■ **Given instruction**
Count every line in the following entries where the word "стоянка" appears. Give the count alone.

○ ○ ○ ○ ○

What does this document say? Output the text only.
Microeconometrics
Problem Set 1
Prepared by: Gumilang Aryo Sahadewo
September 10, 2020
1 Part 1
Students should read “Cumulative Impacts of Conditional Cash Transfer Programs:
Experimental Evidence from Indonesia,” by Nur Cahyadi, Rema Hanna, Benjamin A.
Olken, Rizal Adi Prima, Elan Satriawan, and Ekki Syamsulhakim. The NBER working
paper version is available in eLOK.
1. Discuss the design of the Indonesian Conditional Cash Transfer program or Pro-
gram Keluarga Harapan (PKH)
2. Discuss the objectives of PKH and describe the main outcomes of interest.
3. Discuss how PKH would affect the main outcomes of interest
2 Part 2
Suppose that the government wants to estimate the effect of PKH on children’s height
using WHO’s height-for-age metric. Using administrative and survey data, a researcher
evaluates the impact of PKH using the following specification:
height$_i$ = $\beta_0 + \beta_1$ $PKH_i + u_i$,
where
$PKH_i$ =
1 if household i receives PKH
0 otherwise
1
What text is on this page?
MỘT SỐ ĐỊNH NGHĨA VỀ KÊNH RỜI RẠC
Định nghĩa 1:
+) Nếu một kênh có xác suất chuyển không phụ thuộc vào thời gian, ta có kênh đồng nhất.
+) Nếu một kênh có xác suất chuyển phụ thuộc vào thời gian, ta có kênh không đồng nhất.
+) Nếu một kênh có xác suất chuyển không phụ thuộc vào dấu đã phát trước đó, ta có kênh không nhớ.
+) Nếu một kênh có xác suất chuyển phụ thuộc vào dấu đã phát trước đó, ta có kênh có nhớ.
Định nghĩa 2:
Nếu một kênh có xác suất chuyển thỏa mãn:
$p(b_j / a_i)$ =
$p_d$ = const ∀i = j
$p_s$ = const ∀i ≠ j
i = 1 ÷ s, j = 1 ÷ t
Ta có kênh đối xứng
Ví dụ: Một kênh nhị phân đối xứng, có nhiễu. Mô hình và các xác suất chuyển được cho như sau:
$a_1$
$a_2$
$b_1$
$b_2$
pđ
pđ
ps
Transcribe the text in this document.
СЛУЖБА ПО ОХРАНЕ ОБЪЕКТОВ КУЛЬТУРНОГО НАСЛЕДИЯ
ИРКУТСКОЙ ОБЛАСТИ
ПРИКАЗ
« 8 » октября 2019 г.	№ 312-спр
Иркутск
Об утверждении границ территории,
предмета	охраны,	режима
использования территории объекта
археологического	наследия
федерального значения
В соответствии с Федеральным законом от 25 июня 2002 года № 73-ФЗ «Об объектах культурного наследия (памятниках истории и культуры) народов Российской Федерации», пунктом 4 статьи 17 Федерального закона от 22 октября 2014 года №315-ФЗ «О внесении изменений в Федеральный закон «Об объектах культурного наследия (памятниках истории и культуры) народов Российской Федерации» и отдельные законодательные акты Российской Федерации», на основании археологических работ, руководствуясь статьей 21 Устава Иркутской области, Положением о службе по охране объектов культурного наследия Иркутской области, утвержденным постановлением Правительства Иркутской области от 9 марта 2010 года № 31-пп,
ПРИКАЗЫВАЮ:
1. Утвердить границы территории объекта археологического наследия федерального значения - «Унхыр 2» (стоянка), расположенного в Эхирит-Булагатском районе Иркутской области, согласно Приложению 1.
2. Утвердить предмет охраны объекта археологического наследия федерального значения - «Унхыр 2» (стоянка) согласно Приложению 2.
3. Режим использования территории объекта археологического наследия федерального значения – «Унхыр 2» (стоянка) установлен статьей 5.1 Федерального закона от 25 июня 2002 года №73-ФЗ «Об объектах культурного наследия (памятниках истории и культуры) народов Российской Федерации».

○ ○ ○ ○ ○

■ **Output below**
3